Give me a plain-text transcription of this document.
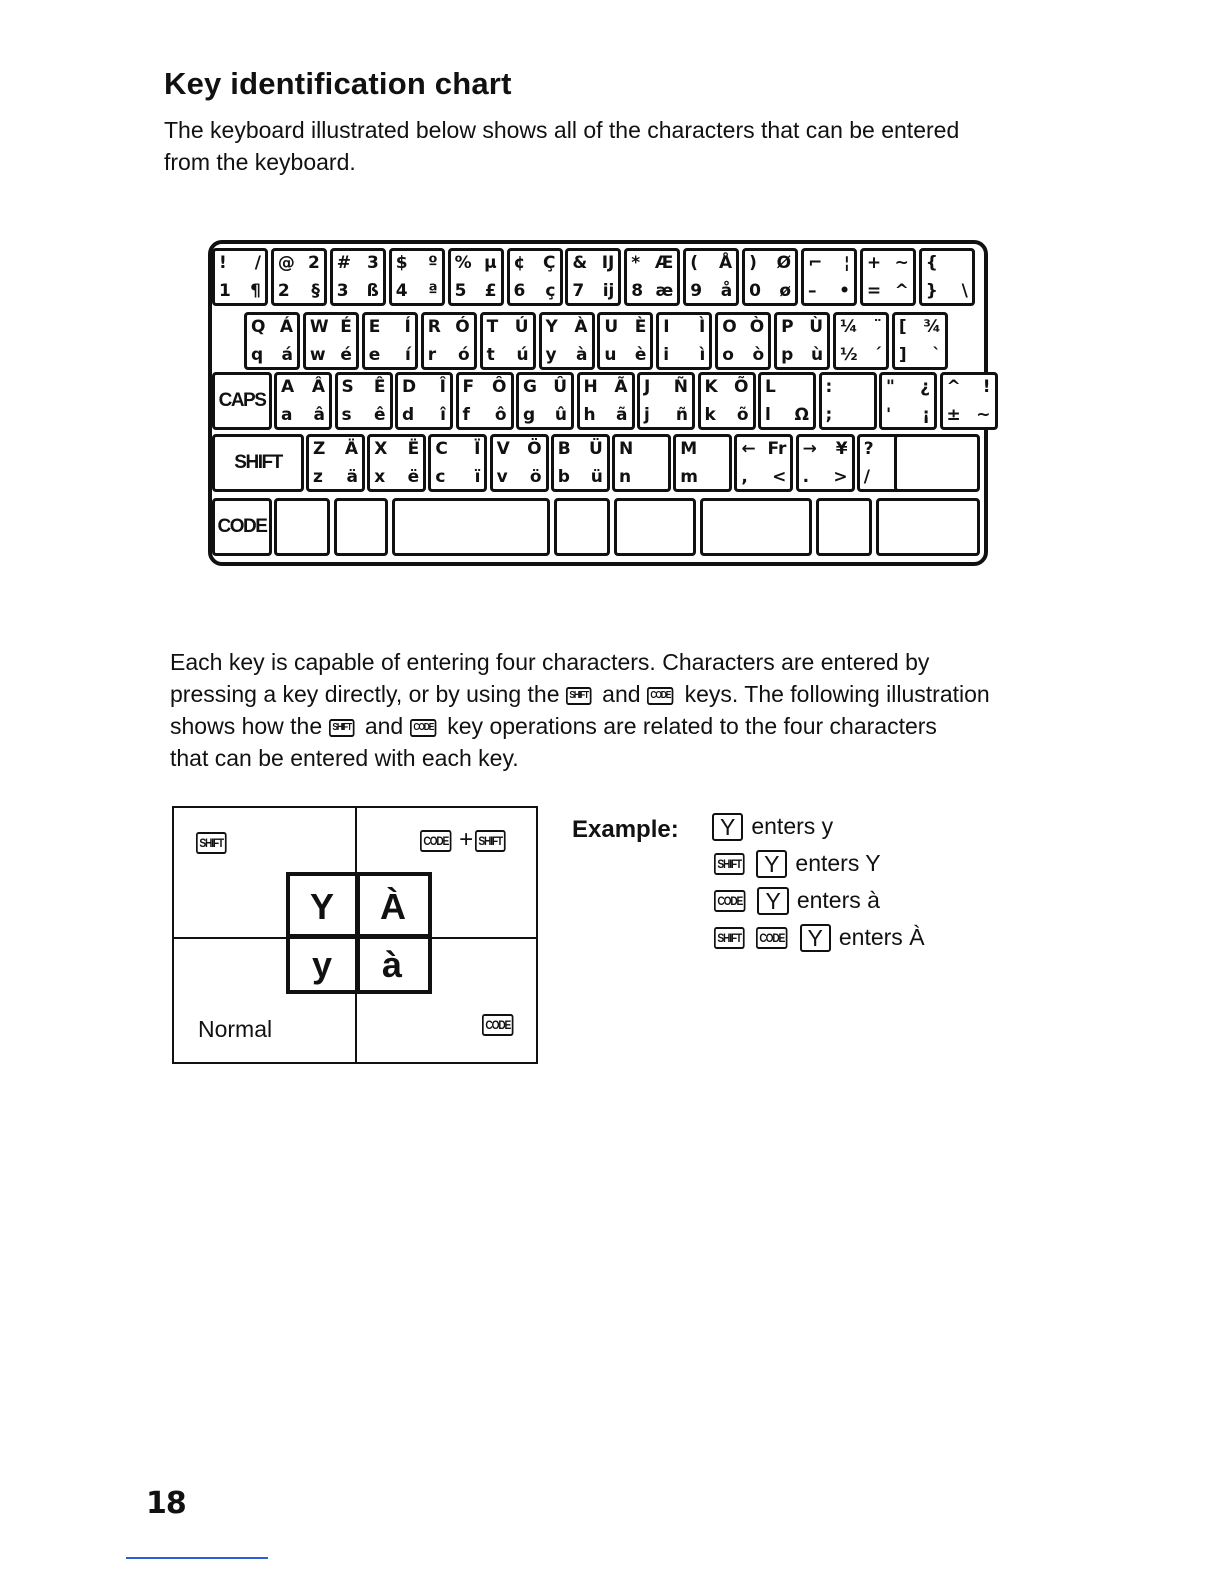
Key identification chart
The keyboard illustrated below shows all of the characters that can be entered
from the keyboard.
! /
1 ¶
@ 2
2 §
# 3
3 ß
$ º
4 ª
% µ
5 £
¢ Ç
6 ç
& IJ
7 ij
* Æ
8 æ
( Å
9 å
) Ø
0 ø
⌐ ¦
– •
+ ~
= ^
{
} \
Q Á
q á
W É
w é
E Í
e í
R Ó
r ó
T Ú
t ú
Y À
y à
U È
u è
I Ì
i ì
O Ò
o ò
P Ù
p ù
¼ ¨
½ ´
[ ¾
] `
CAPS
A Â
a â
S Ê
s ê
D Î
d î
F Ô
f ô
G Û
g û
H Ã
h ã
J Ñ
j ñ
K Õ
k õ
L
l Ω
:
;
" ¿
' ¡
^ !
± ~
SHIFT
Z Ä
z ä
X Ë
x ë
C Ï
c ï
V Ö
v ö
B Ü
b ü
N
n
M
m
← Fr
, <
→ ¥
. >
?
/
CODE
Each key is capable of entering four characters. Characters are entered by
pressing a key directly, or by using the SHIFT and CODE keys. The following illustration
shows how the SHIFT and CODE key operations are related to the four characters
that can be entered with each key.
SHIFT	CODE + SHIFT
Y À
y à
Normal	CODE
Example:	Y enters y
SHIFT Y enters Y
CODE Y enters à
SHIFT CODE Y enters À
18
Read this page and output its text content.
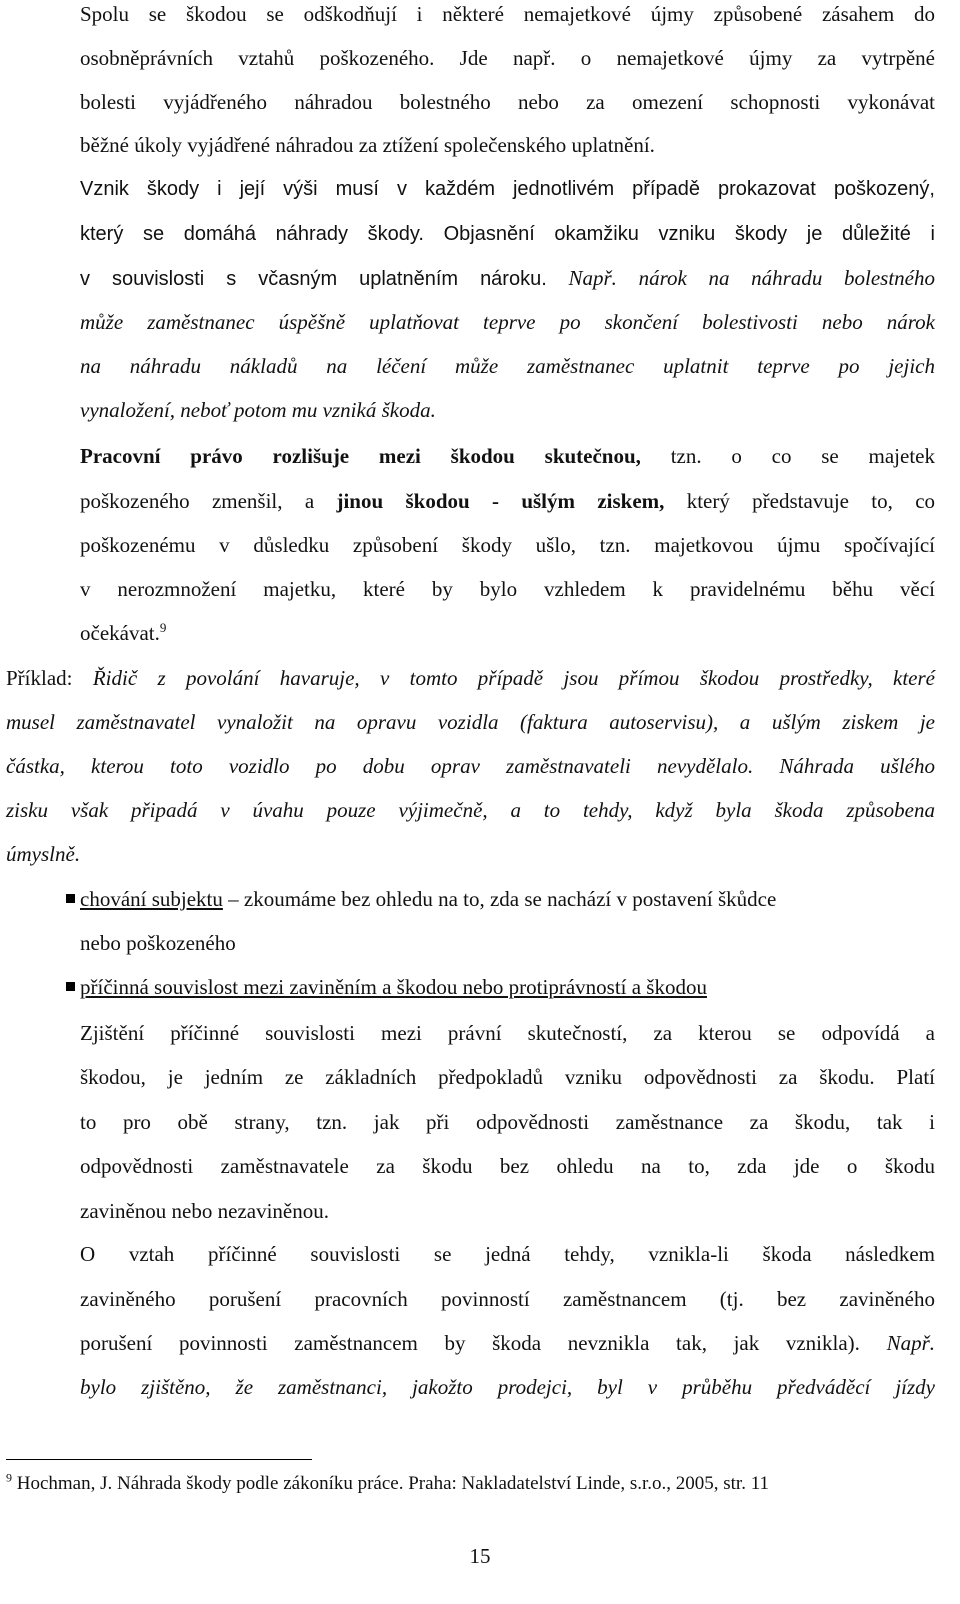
Spolu se škodou se odškodňují i některé nemajetkové újmy způsobené zásahem do
osobněprávních vztahů poškozeného. Jde např. o nemajetkové újmy za vytrpěné
bolesti vyjádřeného náhradou bolestného nebo za omezení schopnosti vykonávat
běžné úkoly vyjádřené náhradou za ztížení společenského uplatnění.
Vznik škody i její výši musí v každém jednotlivém případě prokazovat poškozený,
který se domáhá náhrady škody. Objasnění okamžiku vzniku škody je důležité i
v souvislosti s včasným uplatněním nároku. Např. nárok na náhradu bolestného
může zaměstnanec úspěšně uplatňovat teprve po skončení bolestivosti nebo nárok
na náhradu nákladů na léčení může zaměstnanec uplatnit teprve po jejich
vynaložení, neboť potom mu vzniká škoda.
Pracovní právo rozlišuje mezi škodou skutečnou, tzn. o co se majetek
poškozeného zmenšil, a jinou škodou - ušlým ziskem, který představuje to, co
poškozenému v důsledku způsobení škody ušlo, tzn. majetkovou újmu spočívající
v nerozmnožení majetku, které by bylo vzhledem k pravidelnému běhu věcí
očekávat.$^9$
Příklad: Řidič z povolání havaruje, v tomto případě jsou přímou škodou prostředky, které
musel zaměstnavatel vynaložit na opravu vozidla (faktura autoservisu), a ušlým ziskem je
částka, kterou toto vozidlo po dobu oprav zaměstnavateli nevydělalo. Náhrada ušlého
zisku však připadá v úvahu pouze výjimečně, a to tehdy, když byla škoda způsobena
úmyslně.
chování subjektu – zkoumáme bez ohledu na to, zda se nachází v postavení škůdce
nebo poškozeného
příčinná souvislost mezi zaviněním a škodou nebo protiprávností a škodou
Zjištění příčinné souvislosti mezi právní skutečností, za kterou se odpovídá a
škodou, je jedním ze základních předpokladů vzniku odpovědnosti za škodu. Platí
to pro obě strany, tzn. jak při odpovědnosti zaměstnance za škodu, tak i
odpovědnosti zaměstnavatele za škodu bez ohledu na to, zda jde o škodu
zaviněnou nebo nezaviněnou.
O vztah příčinné souvislosti se jedná tehdy, vznikla-li škoda následkem
zaviněného porušení pracovních povinností zaměstnancem (tj. bez zaviněného
porušení povinnosti zaměstnancem by škoda nevznikla tak, jak vznikla). Např.
bylo zjištěno, že zaměstnanci, jakožto prodejci, byl v průběhu předváděcí jízdy
$^9$ Hochman, J. Náhrada škody podle zákoníku práce. Praha: Nakladatelství Linde, s.r.o., 2005, str. 11
15
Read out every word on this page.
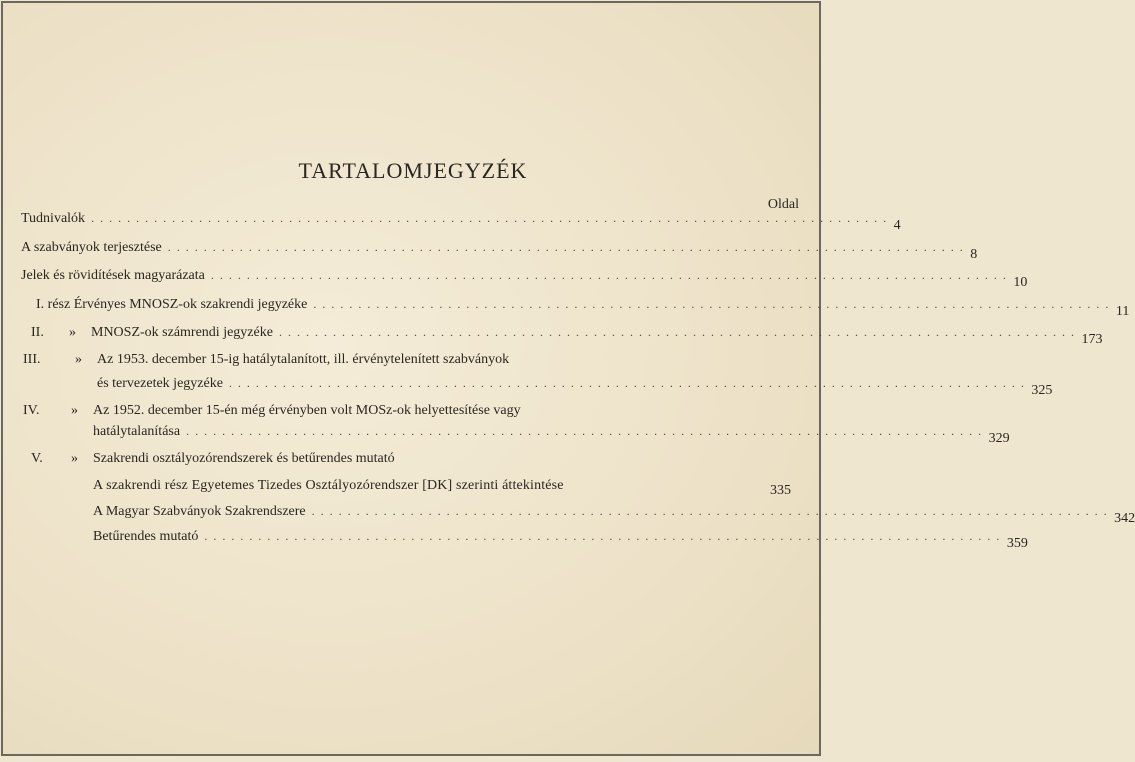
TARTALOMJEGYZÉK
Oldal
Tudnivalók . . . . . . . . . . . . . . . . . . . . . . . . . . . . . . . . . . . . . . . . . . . . . . . . . . . . . . . . . . . . . . . . . . . . . . . . . . . . . . . . . . . . . . . . . 4
A szabványok terjesztése . . . . . . . . . . . . . . . . . . . . . . . . . . . . . . . . . . . . . . . . . . . . . . . . . . . . . . . . . . . . . . . . . . . . . . . . . . . . . . . . . . . . . . . . . 8
Jelek és rövidítések magyarázata . . . . . . . . . . . . . . . . . . . . . . . . . . . . . . . . . . . . . . . . . . . . . . . . . . . . . . . . . . . . . . . . . . . . . . . . . . . . . . . . . . . . . . . . . 10
I. rész Érvényes MNOSZ-ok szakrendi jegyzéke . . . . . . . . . . . . . . . . . . . . . . . . . . . . . . . . . . . . . . . . . . . . . . . . . . . . . . . . . . . . . . . . . . . . . . . . . . . . . . . . . . . . . . . . . 11
II. » MNOSZ-ok számrendi jegyzéke . . . . . . . . . . . . . . . . . . . . . . . . . . . . . . . . . . . . . . . . . . . . . . . . . . . . . . . . . . . . . . . . . . . . . . . . . . . . . . . . . . . . . . . . . 173
III. » Az 1953. december 15-ig hatálytalanított, ill. érvénytelenített szabványok
és tervezetek jegyzéke . . . . . . . . . . . . . . . . . . . . . . . . . . . . . . . . . . . . . . . . . . . . . . . . . . . . . . . . . . . . . . . . . . . . . . . . . . . . . . . . . . . . . . . . . 325
IV. » Az 1952. december 15-én még érvényben volt MOSz-ok helyettesítése vagy
hatálytalanítása . . . . . . . . . . . . . . . . . . . . . . . . . . . . . . . . . . . . . . . . . . . . . . . . . . . . . . . . . . . . . . . . . . . . . . . . . . . . . . . . . . . . . . . . . 329
V. » Szakrendi osztályozórendszerek és betűrendes mutató
A szakrendi rész Egyetemes Tizedes Osztályozórendszer [DK] szerinti áttekintése	335
A Magyar Szabványok Szakrendszere . . . . . . . . . . . . . . . . . . . . . . . . . . . . . . . . . . . . . . . . . . . . . . . . . . . . . . . . . . . . . . . . . . . . . . . . . . . . . . . . . . . . . . . . . 342
Betűrendes mutató . . . . . . . . . . . . . . . . . . . . . . . . . . . . . . . . . . . . . . . . . . . . . . . . . . . . . . . . . . . . . . . . . . . . . . . . . . . . . . . . . . . . . . . . . 359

#### [OBJECTIVE]
Pictures in the records above should not be copied. Repeat everything else exactly.

#### [SOLUTION FOR THIS EXERCISE]
Give me a plain-text transcription of this document.
Key identification chart
The keyboard illustrated below shows all of the characters that can be entered
from the keyboard.
! /
1 ¶
@ 2
2 §
# 3
3 ß
$ º
4 ª
% µ
5 £
¢ Ç
6 ç
& IJ
7 ij
* Æ
8 æ
( Å
9 å
) Ø
0 ø
⌐ ¦
– •
+ ~
= ^
{
} \
Q Á
q á
W É
w é
E Í
e í
R Ó
r ó
T Ú
t ú
Y À
y à
U È
u è
I Ì
i ì
O Ò
o ò
P Ù
p ù
¼ ¨
½ ´
[ ¾
] `
CAPS
A Â
a â
S Ê
s ê
D Î
d î
F Ô
f ô
G Û
g û
H Ã
h ã
J Ñ
j ñ
K Õ
k õ
L
l Ω
:
;
" ¿
' ¡
^ !
± ~
SHIFT
Z Ä
z ä
X Ë
x ë
C Ï
c ï
V Ö
v ö
B Ü
b ü
N
n
M
m
← Fr
, <
→ ¥
. >
?
/
CODE
Each key is capable of entering four characters. Characters are entered by
pressing a key directly, or by using the SHIFT and CODE keys. The following illustration
shows how the SHIFT and CODE key operations are related to the four characters
that can be entered with each key.
SHIFT	CODE + SHIFT
Y À
y à
Normal	CODE
Example:	Y enters y
SHIFT Y enters Y
CODE Y enters à
SHIFT CODE Y enters À
18
Read this page and output its text content.
Spolu se škodou se odškodňují i některé nemajetkové újmy způsobené zásahem do
osobněprávních vztahů poškozeného. Jde např. o nemajetkové újmy za vytrpěné
bolesti vyjádřeného náhradou bolestného nebo za omezení schopnosti vykonávat
běžné úkoly vyjádřené náhradou za ztížení společenského uplatnění.
Vznik škody i její výši musí v každém jednotlivém případě prokazovat poškozený,
který se domáhá náhrady škody. Objasnění okamžiku vzniku škody je důležité i
v souvislosti s včasným uplatněním nároku. Např. nárok na náhradu bolestného
může zaměstnanec úspěšně uplatňovat teprve po skončení bolestivosti nebo nárok
na náhradu nákladů na léčení může zaměstnanec uplatnit teprve po jejich
vynaložení, neboť potom mu vzniká škoda.
Pracovní právo rozlišuje mezi škodou skutečnou, tzn. o co se majetek
poškozeného zmenšil, a jinou škodou - ušlým ziskem, který představuje to, co
poškozenému v důsledku způsobení škody ušlo, tzn. majetkovou újmu spočívající
v nerozmnožení majetku, které by bylo vzhledem k pravidelnému běhu věcí
očekávat.$^9$
Příklad: Řidič z povolání havaruje, v tomto případě jsou přímou škodou prostředky, které
musel zaměstnavatel vynaložit na opravu vozidla (faktura autoservisu), a ušlým ziskem je
částka, kterou toto vozidlo po dobu oprav zaměstnavateli nevydělalo. Náhrada ušlého
zisku však připadá v úvahu pouze výjimečně, a to tehdy, když byla škoda způsobena
úmyslně.
chování subjektu – zkoumáme bez ohledu na to, zda se nachází v postavení škůdce
nebo poškozeného
příčinná souvislost mezi zaviněním a škodou nebo protiprávností a škodou
Zjištění příčinné souvislosti mezi právní skutečností, za kterou se odpovídá a
škodou, je jedním ze základních předpokladů vzniku odpovědnosti za škodu. Platí
to pro obě strany, tzn. jak při odpovědnosti zaměstnance za škodu, tak i
odpovědnosti zaměstnavatele za škodu bez ohledu na to, zda jde o škodu
zaviněnou nebo nezaviněnou.
O vztah příčinné souvislosti se jedná tehdy, vznikla-li škoda následkem
zaviněného porušení pracovních povinností zaměstnancem (tj. bez zaviněného
porušení povinnosti zaměstnancem by škoda nevznikla tak, jak vznikla). Např.
bylo zjištěno, že zaměstnanci, jakožto prodejci, byl v průběhu předváděcí jízdy
$^9$ Hochman, J. Náhrada škody podle zákoníku práce. Praha: Nakladatelství Linde, s.r.o., 2005, str. 11
15
Read out every word on this page.
TARTALOMJEGYZÉK
Oldal
Tudnivalók . . . . . . . . . . . . . . . . . . . . . . . . . . . . . . . . . . . . . . . . . . . . . . . . . . . . . . . . . . . . . . . . . . . . . . . . . . . . . . . . . . . . . . . . . 4
A szabványok terjesztése . . . . . . . . . . . . . . . . . . . . . . . . . . . . . . . . . . . . . . . . . . . . . . . . . . . . . . . . . . . . . . . . . . . . . . . . . . . . . . . . . . . . . . . . . 8
Jelek és rövidítések magyarázata . . . . . . . . . . . . . . . . . . . . . . . . . . . . . . . . . . . . . . . . . . . . . . . . . . . . . . . . . . . . . . . . . . . . . . . . . . . . . . . . . . . . . . . . . 10
I. rész Érvényes MNOSZ-ok szakrendi jegyzéke . . . . . . . . . . . . . . . . . . . . . . . . . . . . . . . . . . . . . . . . . . . . . . . . . . . . . . . . . . . . . . . . . . . . . . . . . . . . . . . . . . . . . . . . . 11
II. » MNOSZ-ok számrendi jegyzéke . . . . . . . . . . . . . . . . . . . . . . . . . . . . . . . . . . . . . . . . . . . . . . . . . . . . . . . . . . . . . . . . . . . . . . . . . . . . . . . . . . . . . . . . . 173
III. » Az 1953. december 15-ig hatálytalanított, ill. érvénytelenített szabványok
és tervezetek jegyzéke . . . . . . . . . . . . . . . . . . . . . . . . . . . . . . . . . . . . . . . . . . . . . . . . . . . . . . . . . . . . . . . . . . . . . . . . . . . . . . . . . . . . . . . . . 325
IV. » Az 1952. december 15-én még érvényben volt MOSz-ok helyettesítése vagy
hatálytalanítása . . . . . . . . . . . . . . . . . . . . . . . . . . . . . . . . . . . . . . . . . . . . . . . . . . . . . . . . . . . . . . . . . . . . . . . . . . . . . . . . . . . . . . . . . 329
V. » Szakrendi osztályozórendszerek és betűrendes mutató
A szakrendi rész Egyetemes Tizedes Osztályozórendszer [DK] szerinti áttekintése	335
A Magyar Szabványok Szakrendszere . . . . . . . . . . . . . . . . . . . . . . . . . . . . . . . . . . . . . . . . . . . . . . . . . . . . . . . . . . . . . . . . . . . . . . . . . . . . . . . . . . . . . . . . . 342
Betűrendes mutató . . . . . . . . . . . . . . . . . . . . . . . . . . . . . . . . . . . . . . . . . . . . . . . . . . . . . . . . . . . . . . . . . . . . . . . . . . . . . . . . . . . . . . . . . 359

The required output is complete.